** What you will do **
Repeat each entry word for word. Leave any images out of the copy.

[BEGIN]

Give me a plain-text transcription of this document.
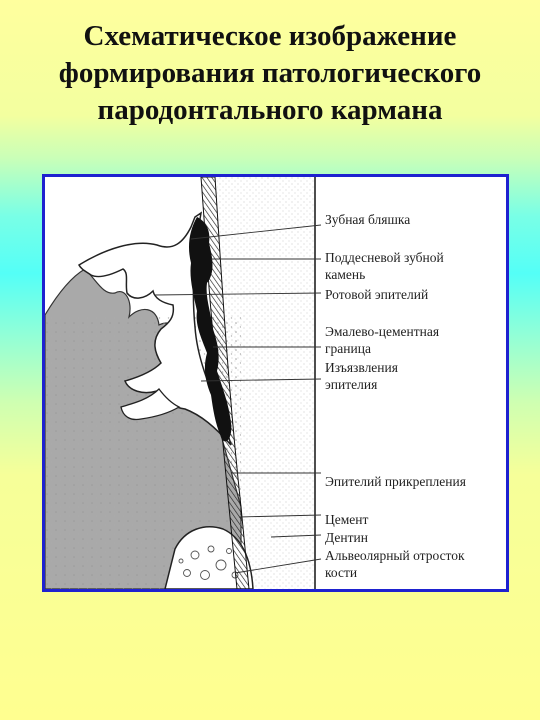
Схематическое изображение
формирования патологического
пародонтального кармана
Зубная бляшка
Поддесневой зубной
камень
Ротовой эпителий
Эмалево-цементная
граница
Изъязвления
эпителия
Эпителий прикрепления
Цемент
Дентин
Альвеолярный отросток
кости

[END]

** Solution for this exercise **
Give me a plain-text transcription of this document.
Схематическое изображение
формирования патологического
пародонтального кармана
Зубная бляшка
Поддесневой зубной
камень
Ротовой эпителий
Эмалево-цементная
граница
Изъязвления
эпителия
Эпителий прикрепления
Цемент
Дентин
Альвеолярный отросток
кости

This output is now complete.